### Records to use
————————
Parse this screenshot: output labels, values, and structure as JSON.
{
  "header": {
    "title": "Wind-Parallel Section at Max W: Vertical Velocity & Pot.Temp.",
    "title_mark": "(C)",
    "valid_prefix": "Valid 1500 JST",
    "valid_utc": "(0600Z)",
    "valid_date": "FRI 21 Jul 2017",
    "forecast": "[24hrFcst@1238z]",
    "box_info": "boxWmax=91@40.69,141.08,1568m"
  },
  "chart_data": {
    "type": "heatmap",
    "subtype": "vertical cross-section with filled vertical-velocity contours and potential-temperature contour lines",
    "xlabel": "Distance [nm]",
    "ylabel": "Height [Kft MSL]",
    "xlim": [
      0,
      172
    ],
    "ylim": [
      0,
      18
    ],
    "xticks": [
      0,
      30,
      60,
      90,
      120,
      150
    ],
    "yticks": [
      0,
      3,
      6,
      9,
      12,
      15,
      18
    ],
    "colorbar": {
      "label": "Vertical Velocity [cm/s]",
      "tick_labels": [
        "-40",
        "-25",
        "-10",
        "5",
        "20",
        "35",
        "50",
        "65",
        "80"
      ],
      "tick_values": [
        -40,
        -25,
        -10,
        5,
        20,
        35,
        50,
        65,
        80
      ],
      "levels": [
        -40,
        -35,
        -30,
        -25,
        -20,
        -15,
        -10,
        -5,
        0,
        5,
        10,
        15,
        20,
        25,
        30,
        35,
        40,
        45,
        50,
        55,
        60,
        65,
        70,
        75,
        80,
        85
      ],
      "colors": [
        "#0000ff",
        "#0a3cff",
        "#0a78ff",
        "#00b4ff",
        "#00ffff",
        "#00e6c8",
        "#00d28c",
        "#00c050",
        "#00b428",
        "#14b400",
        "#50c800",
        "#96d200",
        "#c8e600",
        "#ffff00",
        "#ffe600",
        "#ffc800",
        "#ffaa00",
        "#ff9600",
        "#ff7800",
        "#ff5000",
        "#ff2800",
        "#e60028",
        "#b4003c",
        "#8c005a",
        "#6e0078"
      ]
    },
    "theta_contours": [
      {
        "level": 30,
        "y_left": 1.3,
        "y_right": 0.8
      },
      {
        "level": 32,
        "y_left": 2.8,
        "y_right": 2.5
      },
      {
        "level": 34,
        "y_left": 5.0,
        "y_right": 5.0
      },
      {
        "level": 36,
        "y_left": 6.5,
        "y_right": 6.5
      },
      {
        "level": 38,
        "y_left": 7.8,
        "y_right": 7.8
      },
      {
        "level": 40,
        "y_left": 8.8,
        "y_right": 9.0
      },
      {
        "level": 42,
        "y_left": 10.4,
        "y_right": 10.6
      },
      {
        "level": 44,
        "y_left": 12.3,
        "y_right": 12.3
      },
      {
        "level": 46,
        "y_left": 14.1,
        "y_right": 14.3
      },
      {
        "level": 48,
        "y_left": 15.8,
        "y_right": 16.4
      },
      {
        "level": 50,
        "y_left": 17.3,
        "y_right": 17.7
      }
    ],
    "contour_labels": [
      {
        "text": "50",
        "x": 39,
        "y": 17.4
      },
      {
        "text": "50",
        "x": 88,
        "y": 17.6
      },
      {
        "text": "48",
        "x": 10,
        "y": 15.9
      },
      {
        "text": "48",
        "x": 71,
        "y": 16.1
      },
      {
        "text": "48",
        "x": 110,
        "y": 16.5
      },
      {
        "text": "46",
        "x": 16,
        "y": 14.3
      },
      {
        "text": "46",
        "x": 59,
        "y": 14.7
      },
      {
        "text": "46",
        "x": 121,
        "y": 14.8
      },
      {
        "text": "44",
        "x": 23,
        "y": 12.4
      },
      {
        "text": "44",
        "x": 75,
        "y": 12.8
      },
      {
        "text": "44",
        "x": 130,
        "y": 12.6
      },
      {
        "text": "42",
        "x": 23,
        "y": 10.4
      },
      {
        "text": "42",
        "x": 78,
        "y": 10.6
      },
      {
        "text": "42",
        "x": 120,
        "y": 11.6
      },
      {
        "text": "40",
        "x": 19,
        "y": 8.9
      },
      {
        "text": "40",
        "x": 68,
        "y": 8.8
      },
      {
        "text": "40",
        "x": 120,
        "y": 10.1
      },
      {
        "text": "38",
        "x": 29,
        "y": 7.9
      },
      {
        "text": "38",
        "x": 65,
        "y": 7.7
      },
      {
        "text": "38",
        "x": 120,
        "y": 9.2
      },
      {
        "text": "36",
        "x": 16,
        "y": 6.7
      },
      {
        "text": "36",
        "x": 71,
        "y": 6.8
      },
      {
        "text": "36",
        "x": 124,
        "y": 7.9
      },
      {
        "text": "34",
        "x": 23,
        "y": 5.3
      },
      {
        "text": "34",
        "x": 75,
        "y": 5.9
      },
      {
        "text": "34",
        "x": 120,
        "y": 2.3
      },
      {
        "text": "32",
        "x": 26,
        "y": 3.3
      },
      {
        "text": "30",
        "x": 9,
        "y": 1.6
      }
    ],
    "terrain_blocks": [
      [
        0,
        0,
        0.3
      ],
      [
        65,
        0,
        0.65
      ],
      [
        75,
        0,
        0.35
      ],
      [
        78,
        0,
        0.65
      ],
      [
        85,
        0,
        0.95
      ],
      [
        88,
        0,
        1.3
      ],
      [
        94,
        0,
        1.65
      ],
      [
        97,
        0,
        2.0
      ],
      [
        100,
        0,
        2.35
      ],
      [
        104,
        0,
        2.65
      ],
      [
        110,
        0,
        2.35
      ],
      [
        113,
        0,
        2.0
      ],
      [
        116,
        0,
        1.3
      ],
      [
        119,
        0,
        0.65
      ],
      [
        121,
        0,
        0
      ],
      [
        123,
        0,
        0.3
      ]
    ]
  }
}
————————
### What is required
All of the records must be repeated exactly.

### Result
Parse this screenshot: output labels, values, and structure as JSON.
{
  "header": {
    "title": "Wind-Parallel Section at Max W: Vertical Velocity & Pot.Temp.",
    "title_mark": "(C)",
    "valid_prefix": "Valid 1500 JST",
    "valid_utc": "(0600Z)",
    "valid_date": "FRI 21 Jul 2017",
    "forecast": "[24hrFcst@1238z]",
    "box_info": "boxWmax=91@40.69,141.08,1568m"
  },
  "chart_data": {
    "type": "heatmap",
    "subtype": "vertical cross-section with filled vertical-velocity contours and potential-temperature contour lines",
    "xlabel": "Distance [nm]",
    "ylabel": "Height [Kft MSL]",
    "xlim": [
      0,
      172
    ],
    "ylim": [
      0,
      18
    ],
    "xticks": [
      0,
      30,
      60,
      90,
      120,
      150
    ],
    "yticks": [
      0,
      3,
      6,
      9,
      12,
      15,
      18
    ],
    "colorbar": {
      "label": "Vertical Velocity [cm/s]",
      "tick_labels": [
        "-40",
        "-25",
        "-10",
        "5",
        "20",
        "35",
        "50",
        "65",
        "80"
      ],
      "tick_values": [
        -40,
        -25,
        -10,
        5,
        20,
        35,
        50,
        65,
        80
      ],
      "levels": [
        -40,
        -35,
        -30,
        -25,
        -20,
        -15,
        -10,
        -5,
        0,
        5,
        10,
        15,
        20,
        25,
        30,
        35,
        40,
        45,
        50,
        55,
        60,
        65,
        70,
        75,
        80,
        85
      ],
      "colors": [
        "#0000ff",
        "#0a3cff",
        "#0a78ff",
        "#00b4ff",
        "#00ffff",
        "#00e6c8",
        "#00d28c",
        "#00c050",
        "#00b428",
        "#14b400",
        "#50c800",
        "#96d200",
        "#c8e600",
        "#ffff00",
        "#ffe600",
        "#ffc800",
        "#ffaa00",
        "#ff9600",
        "#ff7800",
        "#ff5000",
        "#ff2800",
        "#e60028",
        "#b4003c",
        "#8c005a",
        "#6e0078"
      ]
    },
    "theta_contours": [
      {
        "level": 30,
        "y_left": 1.3,
        "y_right": 0.8
      },
      {
        "level": 32,
        "y_left": 2.8,
        "y_right": 2.5
      },
      {
        "level": 34,
        "y_left": 5.0,
        "y_right": 5.0
      },
      {
        "level": 36,
        "y_left": 6.5,
        "y_right": 6.5
      },
      {
        "level": 38,
        "y_left": 7.8,
        "y_right": 7.8
      },
      {
        "level": 40,
        "y_left": 8.8,
        "y_right": 9.0
      },
      {
        "level": 42,
        "y_left": 10.4,
        "y_right": 10.6
      },
      {
        "level": 44,
        "y_left": 12.3,
        "y_right": 12.3
      },
      {
        "level": 46,
        "y_left": 14.1,
        "y_right": 14.3
      },
      {
        "level": 48,
        "y_left": 15.8,
        "y_right": 16.4
      },
      {
        "level": 50,
        "y_left": 17.3,
        "y_right": 17.7
      }
    ],
    "contour_labels": [
      {
        "text": "50",
        "x": 39,
        "y": 17.4
      },
      {
        "text": "50",
        "x": 88,
        "y": 17.6
      },
      {
        "text": "48",
        "x": 10,
        "y": 15.9
      },
      {
        "text": "48",
        "x": 71,
        "y": 16.1
      },
      {
        "text": "48",
        "x": 110,
        "y": 16.5
      },
      {
        "text": "46",
        "x": 16,
        "y": 14.3
      },
      {
        "text": "46",
        "x": 59,
        "y": 14.7
      },
      {
        "text": "46",
        "x": 121,
        "y": 14.8
      },
      {
        "text": "44",
        "x": 23,
        "y": 12.4
      },
      {
        "text": "44",
        "x": 75,
        "y": 12.8
      },
      {
        "text": "44",
        "x": 130,
        "y": 12.6
      },
      {
        "text": "42",
        "x": 23,
        "y": 10.4
      },
      {
        "text": "42",
        "x": 78,
        "y": 10.6
      },
      {
        "text": "42",
        "x": 120,
        "y": 11.6
      },
      {
        "text": "40",
        "x": 19,
        "y": 8.9
      },
      {
        "text": "40",
        "x": 68,
        "y": 8.8
      },
      {
        "text": "40",
        "x": 120,
        "y": 10.1
      },
      {
        "text": "38",
        "x": 29,
        "y": 7.9
      },
      {
        "text": "38",
        "x": 65,
        "y": 7.7
      },
      {
        "text": "38",
        "x": 120,
        "y": 9.2
      },
      {
        "text": "36",
        "x": 16,
        "y": 6.7
      },
      {
        "text": "36",
        "x": 71,
        "y": 6.8
      },
      {
        "text": "36",
        "x": 124,
        "y": 7.9
      },
      {
        "text": "34",
        "x": 23,
        "y": 5.3
      },
      {
        "text": "34",
        "x": 75,
        "y": 5.9
      },
      {
        "text": "34",
        "x": 120,
        "y": 2.3
      },
      {
        "text": "32",
        "x": 26,
        "y": 3.3
      },
      {
        "text": "30",
        "x": 9,
        "y": 1.6
      }
    ],
    "terrain_blocks": [
      [
        0,
        0,
        0.3
      ],
      [
        65,
        0,
        0.65
      ],
      [
        75,
        0,
        0.35
      ],
      [
        78,
        0,
        0.65
      ],
      [
        85,
        0,
        0.95
      ],
      [
        88,
        0,
        1.3
      ],
      [
        94,
        0,
        1.65
      ],
      [
        97,
        0,
        2.0
      ],
      [
        100,
        0,
        2.35
      ],
      [
        104,
        0,
        2.65
      ],
      [
        110,
        0,
        2.35
      ],
      [
        113,
        0,
        2.0
      ],
      [
        116,
        0,
        1.3
      ],
      [
        119,
        0,
        0.65
      ],
      [
        121,
        0,
        0
      ],
      [
        123,
        0,
        0.3
      ]
    ]
  }
}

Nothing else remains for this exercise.